[Required work]
Transcribe the listing in full, excluding any pictures.

Dataset records:
'''

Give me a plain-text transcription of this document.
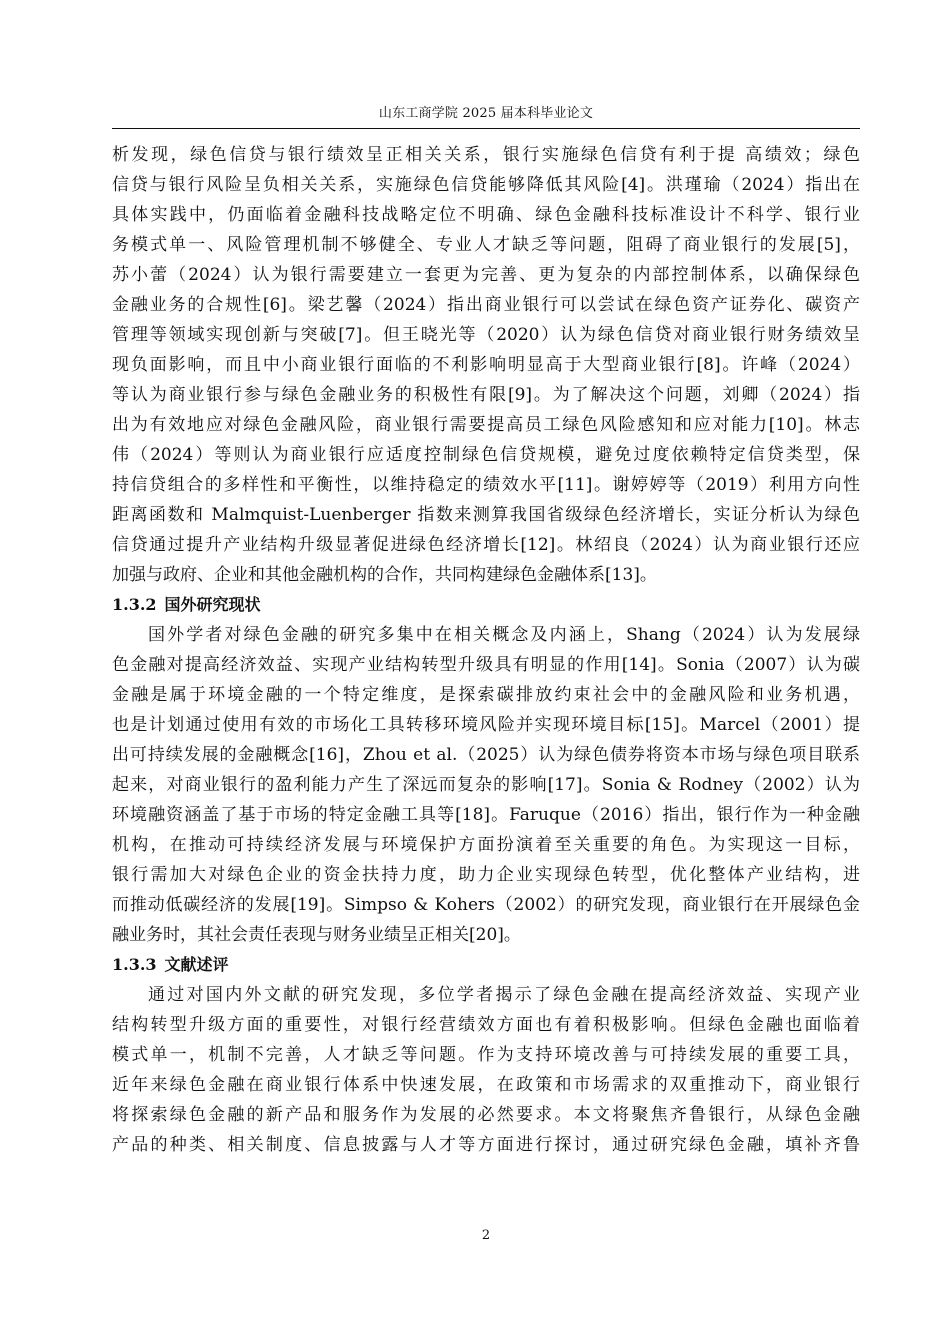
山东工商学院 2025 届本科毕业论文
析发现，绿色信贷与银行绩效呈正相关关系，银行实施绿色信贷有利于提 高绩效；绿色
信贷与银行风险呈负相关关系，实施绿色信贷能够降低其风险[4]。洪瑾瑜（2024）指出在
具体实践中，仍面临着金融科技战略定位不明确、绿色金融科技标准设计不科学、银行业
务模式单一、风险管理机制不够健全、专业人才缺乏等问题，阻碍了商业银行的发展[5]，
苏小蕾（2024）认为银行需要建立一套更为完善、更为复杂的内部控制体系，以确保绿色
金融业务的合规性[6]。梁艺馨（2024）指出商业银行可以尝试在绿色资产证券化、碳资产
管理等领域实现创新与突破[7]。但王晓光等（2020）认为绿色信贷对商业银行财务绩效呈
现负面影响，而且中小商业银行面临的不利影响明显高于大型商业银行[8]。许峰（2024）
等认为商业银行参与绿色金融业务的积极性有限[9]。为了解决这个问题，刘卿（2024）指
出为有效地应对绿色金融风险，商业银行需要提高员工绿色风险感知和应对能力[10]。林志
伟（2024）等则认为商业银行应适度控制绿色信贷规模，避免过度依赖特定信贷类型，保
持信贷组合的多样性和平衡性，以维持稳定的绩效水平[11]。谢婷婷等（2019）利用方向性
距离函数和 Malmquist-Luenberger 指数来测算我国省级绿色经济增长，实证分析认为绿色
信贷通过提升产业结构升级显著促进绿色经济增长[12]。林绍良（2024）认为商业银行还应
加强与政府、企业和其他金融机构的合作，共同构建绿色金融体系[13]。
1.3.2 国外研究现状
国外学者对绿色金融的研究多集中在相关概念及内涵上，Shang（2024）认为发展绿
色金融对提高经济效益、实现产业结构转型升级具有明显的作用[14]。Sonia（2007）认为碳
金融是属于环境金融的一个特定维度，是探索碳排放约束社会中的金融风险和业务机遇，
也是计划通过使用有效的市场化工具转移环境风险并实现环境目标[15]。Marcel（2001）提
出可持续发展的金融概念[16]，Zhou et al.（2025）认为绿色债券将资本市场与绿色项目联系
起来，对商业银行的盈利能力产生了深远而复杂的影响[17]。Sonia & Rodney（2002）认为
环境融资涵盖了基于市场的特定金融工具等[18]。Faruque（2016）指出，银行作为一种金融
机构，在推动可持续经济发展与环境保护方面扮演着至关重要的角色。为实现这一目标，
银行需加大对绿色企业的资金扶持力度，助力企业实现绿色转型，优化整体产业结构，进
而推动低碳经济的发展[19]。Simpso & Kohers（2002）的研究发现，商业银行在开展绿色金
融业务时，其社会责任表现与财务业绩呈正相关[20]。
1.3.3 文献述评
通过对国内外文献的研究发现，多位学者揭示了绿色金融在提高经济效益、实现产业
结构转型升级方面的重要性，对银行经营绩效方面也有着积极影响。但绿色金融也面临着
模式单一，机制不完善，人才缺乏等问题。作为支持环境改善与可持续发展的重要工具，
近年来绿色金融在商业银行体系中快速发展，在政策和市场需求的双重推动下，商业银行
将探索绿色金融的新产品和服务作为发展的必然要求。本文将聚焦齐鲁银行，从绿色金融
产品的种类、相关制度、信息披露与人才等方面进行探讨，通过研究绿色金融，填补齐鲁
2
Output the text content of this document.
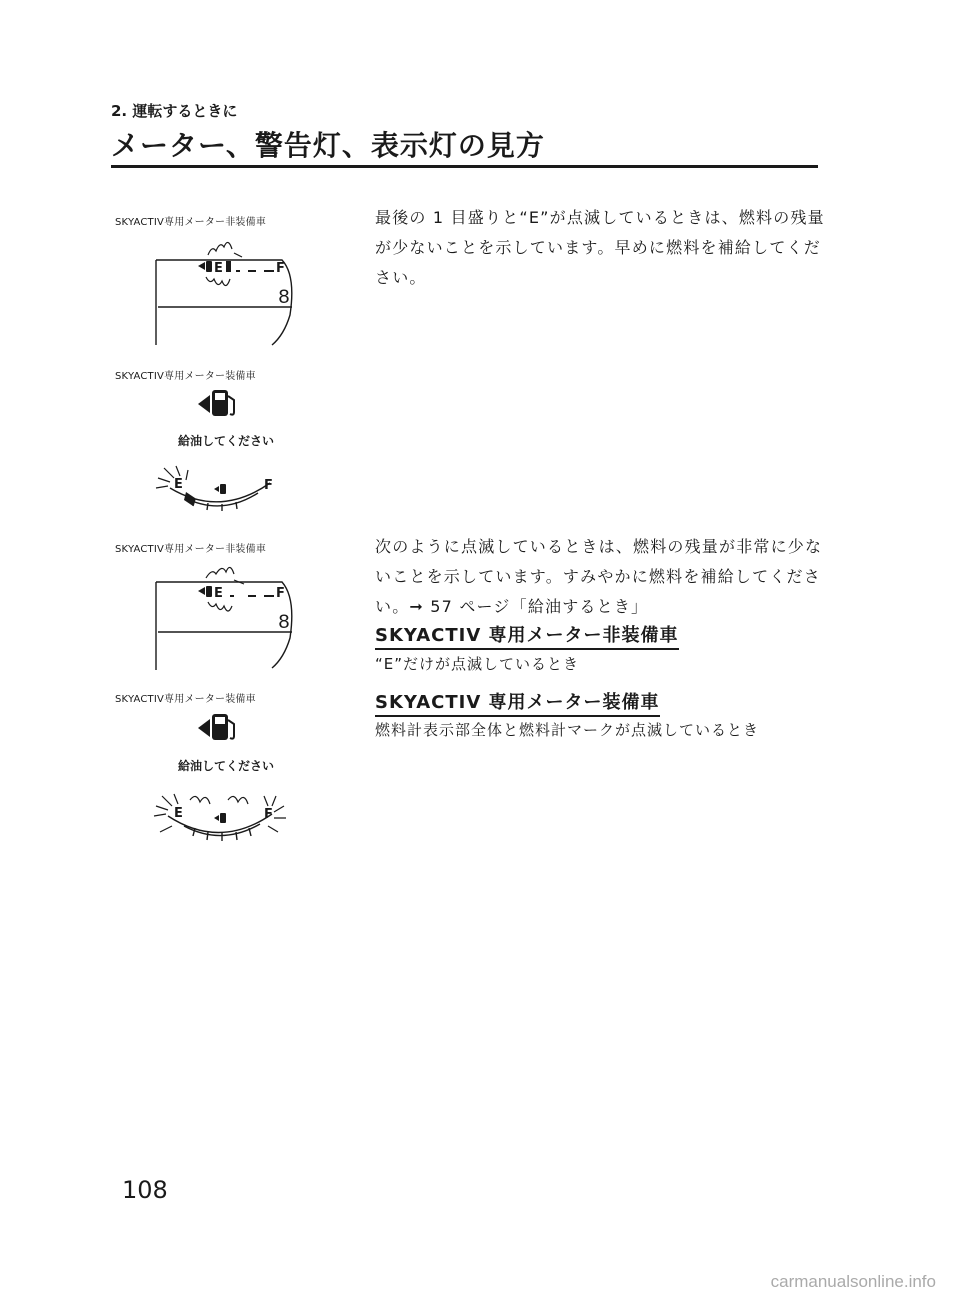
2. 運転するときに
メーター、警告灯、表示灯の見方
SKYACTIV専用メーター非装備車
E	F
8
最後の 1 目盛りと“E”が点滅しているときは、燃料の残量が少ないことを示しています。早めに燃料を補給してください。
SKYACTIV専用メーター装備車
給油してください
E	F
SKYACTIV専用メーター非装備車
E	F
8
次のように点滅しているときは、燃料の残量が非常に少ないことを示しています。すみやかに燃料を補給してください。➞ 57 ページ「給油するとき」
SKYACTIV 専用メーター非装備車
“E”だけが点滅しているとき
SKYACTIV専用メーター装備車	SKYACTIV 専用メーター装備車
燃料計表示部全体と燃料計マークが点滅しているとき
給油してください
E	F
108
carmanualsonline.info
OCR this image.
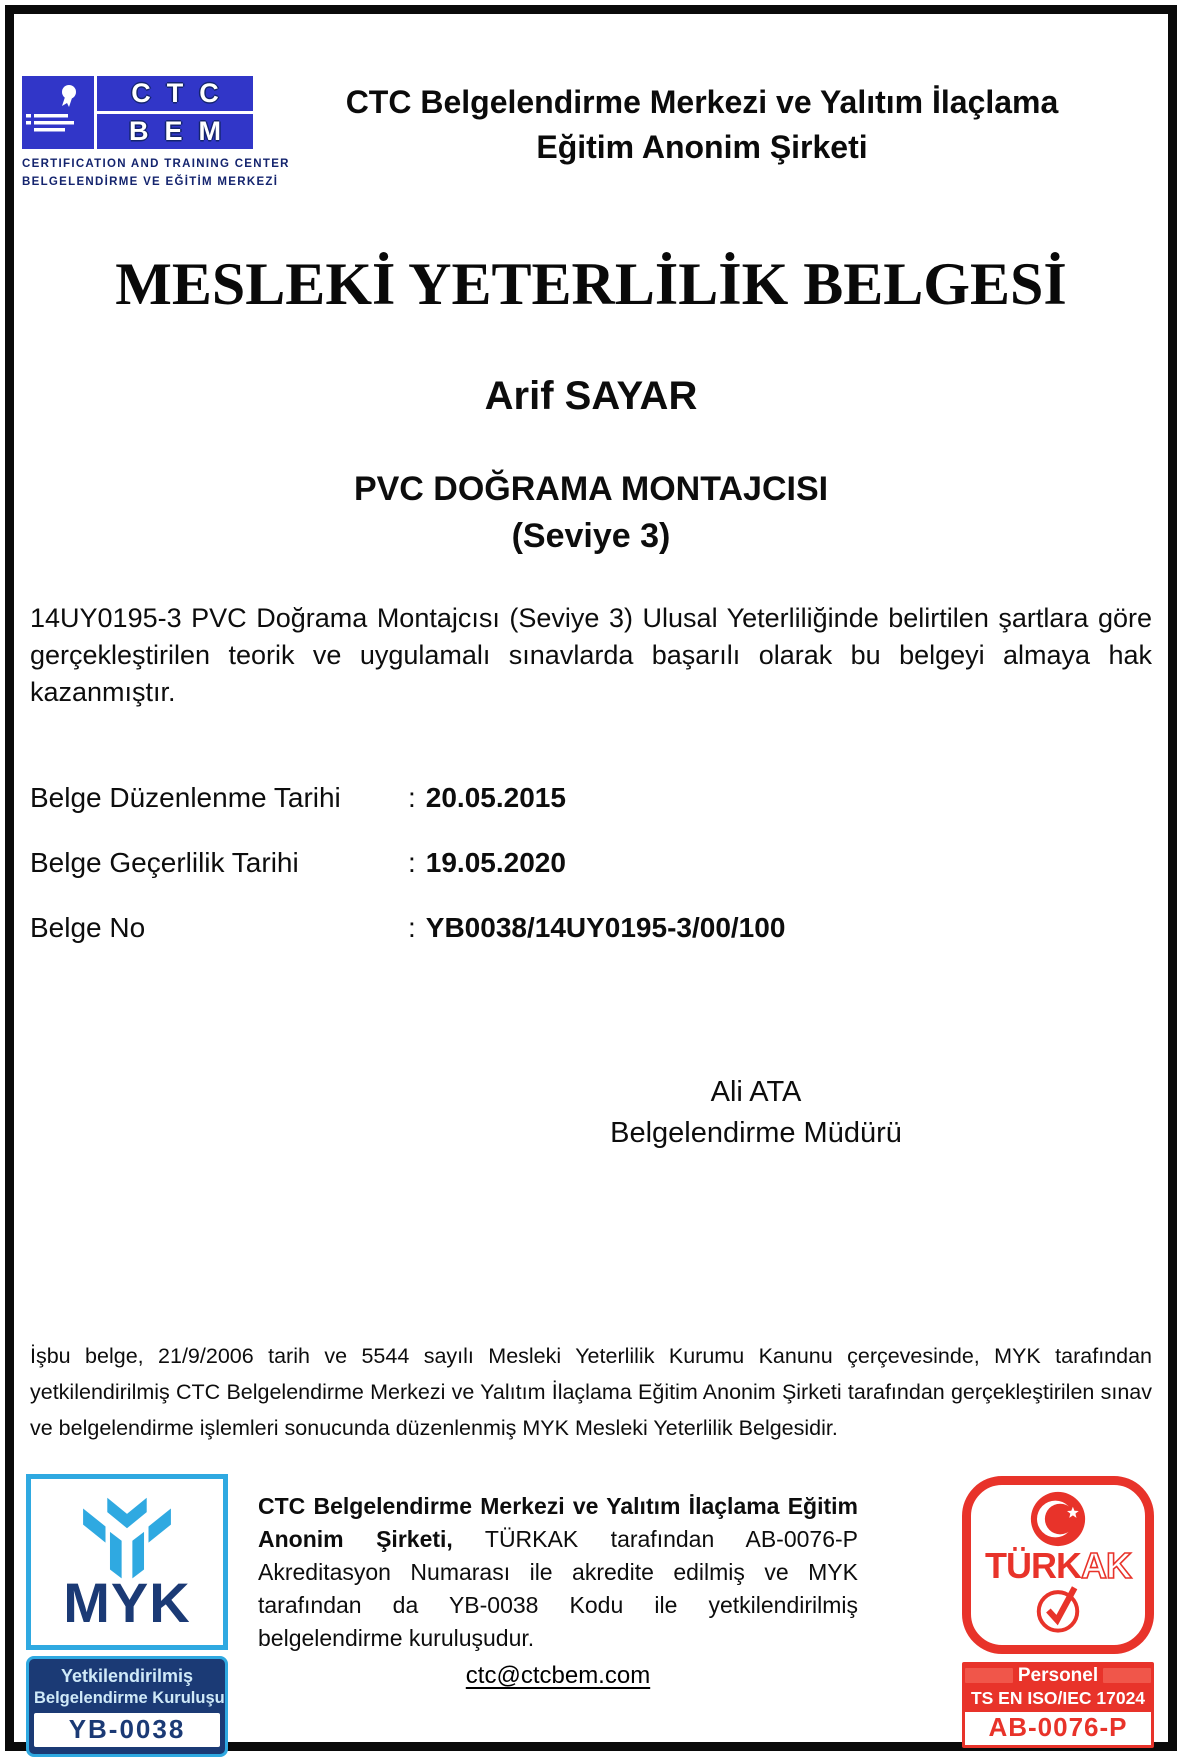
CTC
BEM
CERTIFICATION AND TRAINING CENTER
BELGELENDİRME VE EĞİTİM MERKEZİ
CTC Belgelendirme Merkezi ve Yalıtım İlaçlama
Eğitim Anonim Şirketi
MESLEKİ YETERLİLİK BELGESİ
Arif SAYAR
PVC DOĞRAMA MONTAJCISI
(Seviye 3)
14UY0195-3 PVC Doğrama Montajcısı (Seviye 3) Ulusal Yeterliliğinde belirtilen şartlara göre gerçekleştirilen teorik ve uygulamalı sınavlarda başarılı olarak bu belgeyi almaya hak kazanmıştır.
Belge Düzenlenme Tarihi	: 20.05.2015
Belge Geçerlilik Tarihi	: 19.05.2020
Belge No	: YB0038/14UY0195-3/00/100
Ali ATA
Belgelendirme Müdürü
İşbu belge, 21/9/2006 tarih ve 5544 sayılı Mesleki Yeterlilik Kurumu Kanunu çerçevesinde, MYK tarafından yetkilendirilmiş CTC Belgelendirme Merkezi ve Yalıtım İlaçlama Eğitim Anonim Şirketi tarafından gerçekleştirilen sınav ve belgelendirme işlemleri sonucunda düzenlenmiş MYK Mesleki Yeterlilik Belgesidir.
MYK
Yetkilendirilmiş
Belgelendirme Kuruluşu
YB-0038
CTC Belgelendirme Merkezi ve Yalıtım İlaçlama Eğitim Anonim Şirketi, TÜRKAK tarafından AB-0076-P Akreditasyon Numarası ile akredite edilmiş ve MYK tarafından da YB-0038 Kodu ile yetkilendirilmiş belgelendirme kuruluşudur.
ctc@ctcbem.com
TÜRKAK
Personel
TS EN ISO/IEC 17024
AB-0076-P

'''

[Answer to the task]
Give me a plain-text transcription of this document.
山东工商学院 2025 届本科毕业论文
析发现，绿色信贷与银行绩效呈正相关关系，银行实施绿色信贷有利于提 高绩效；绿色
信贷与银行风险呈负相关关系，实施绿色信贷能够降低其风险[4]。洪瑾瑜（2024）指出在
具体实践中，仍面临着金融科技战略定位不明确、绿色金融科技标准设计不科学、银行业
务模式单一、风险管理机制不够健全、专业人才缺乏等问题，阻碍了商业银行的发展[5]，
苏小蕾（2024）认为银行需要建立一套更为完善、更为复杂的内部控制体系，以确保绿色
金融业务的合规性[6]。梁艺馨（2024）指出商业银行可以尝试在绿色资产证券化、碳资产
管理等领域实现创新与突破[7]。但王晓光等（2020）认为绿色信贷对商业银行财务绩效呈
现负面影响，而且中小商业银行面临的不利影响明显高于大型商业银行[8]。许峰（2024）
等认为商业银行参与绿色金融业务的积极性有限[9]。为了解决这个问题，刘卿（2024）指
出为有效地应对绿色金融风险，商业银行需要提高员工绿色风险感知和应对能力[10]。林志
伟（2024）等则认为商业银行应适度控制绿色信贷规模，避免过度依赖特定信贷类型，保
持信贷组合的多样性和平衡性，以维持稳定的绩效水平[11]。谢婷婷等（2019）利用方向性
距离函数和 Malmquist-Luenberger 指数来测算我国省级绿色经济增长，实证分析认为绿色
信贷通过提升产业结构升级显著促进绿色经济增长[12]。林绍良（2024）认为商业银行还应
加强与政府、企业和其他金融机构的合作，共同构建绿色金融体系[13]。
1.3.2 国外研究现状
国外学者对绿色金融的研究多集中在相关概念及内涵上，Shang（2024）认为发展绿
色金融对提高经济效益、实现产业结构转型升级具有明显的作用[14]。Sonia（2007）认为碳
金融是属于环境金融的一个特定维度，是探索碳排放约束社会中的金融风险和业务机遇，
也是计划通过使用有效的市场化工具转移环境风险并实现环境目标[15]。Marcel（2001）提
出可持续发展的金融概念[16]，Zhou et al.（2025）认为绿色债券将资本市场与绿色项目联系
起来，对商业银行的盈利能力产生了深远而复杂的影响[17]。Sonia & Rodney（2002）认为
环境融资涵盖了基于市场的特定金融工具等[18]。Faruque（2016）指出，银行作为一种金融
机构，在推动可持续经济发展与环境保护方面扮演着至关重要的角色。为实现这一目标，
银行需加大对绿色企业的资金扶持力度，助力企业实现绿色转型，优化整体产业结构，进
而推动低碳经济的发展[19]。Simpso & Kohers（2002）的研究发现，商业银行在开展绿色金
融业务时，其社会责任表现与财务业绩呈正相关[20]。
1.3.3 文献述评
通过对国内外文献的研究发现，多位学者揭示了绿色金融在提高经济效益、实现产业
结构转型升级方面的重要性，对银行经营绩效方面也有着积极影响。但绿色金融也面临着
模式单一，机制不完善，人才缺乏等问题。作为支持环境改善与可持续发展的重要工具，
近年来绿色金融在商业银行体系中快速发展，在政策和市场需求的双重推动下，商业银行
将探索绿色金融的新产品和服务作为发展的必然要求。本文将聚焦齐鲁银行，从绿色金融
产品的种类、相关制度、信息披露与人才等方面进行探讨，通过研究绿色金融，填补齐鲁
2
Output the text content of this document.
2. 運転するときに
メーター、警告灯、表示灯の見方
SKYACTIV専用メーター非装備車
E	F
8
最後の 1 目盛りと“E”が点滅しているときは、燃料の残量が少ないことを示しています。早めに燃料を補給してください。
SKYACTIV専用メーター装備車
給油してください
E	F
SKYACTIV専用メーター非装備車
E	F
8
次のように点滅しているときは、燃料の残量が非常に少ないことを示しています。すみやかに燃料を補給してください。➞ 57 ページ「給油するとき」
SKYACTIV 専用メーター非装備車
“E”だけが点滅しているとき
SKYACTIV専用メーター装備車	SKYACTIV 専用メーター装備車
燃料計表示部全体と燃料計マークが点滅しているとき
給油してください
E	F
108
carmanualsonline.info
OCR this image.
CTC
BEM
CERTIFICATION AND TRAINING CENTER
BELGELENDİRME VE EĞİTİM MERKEZİ
CTC Belgelendirme Merkezi ve Yalıtım İlaçlama
Eğitim Anonim Şirketi
MESLEKİ YETERLİLİK BELGESİ
Arif SAYAR
PVC DOĞRAMA MONTAJCISI
(Seviye 3)
14UY0195-3 PVC Doğrama Montajcısı (Seviye 3) Ulusal Yeterliliğinde belirtilen şartlara göre gerçekleştirilen teorik ve uygulamalı sınavlarda başarılı olarak bu belgeyi almaya hak kazanmıştır.
Belge Düzenlenme Tarihi	: 20.05.2015
Belge Geçerlilik Tarihi	: 19.05.2020
Belge No	: YB0038/14UY0195-3/00/100
Ali ATA
Belgelendirme Müdürü
İşbu belge, 21/9/2006 tarih ve 5544 sayılı Mesleki Yeterlilik Kurumu Kanunu çerçevesinde, MYK tarafından yetkilendirilmiş CTC Belgelendirme Merkezi ve Yalıtım İlaçlama Eğitim Anonim Şirketi tarafından gerçekleştirilen sınav ve belgelendirme işlemleri sonucunda düzenlenmiş MYK Mesleki Yeterlilik Belgesidir.
MYK
Yetkilendirilmiş
Belgelendirme Kuruluşu
YB-0038
CTC Belgelendirme Merkezi ve Yalıtım İlaçlama Eğitim Anonim Şirketi, TÜRKAK tarafından AB-0076-P Akreditasyon Numarası ile akredite edilmiş ve MYK tarafından da YB-0038 Kodu ile yetkilendirilmiş belgelendirme kuruluşudur.
ctc@ctcbem.com
TÜRKAK
Personel
TS EN ISO/IEC 17024
AB-0076-P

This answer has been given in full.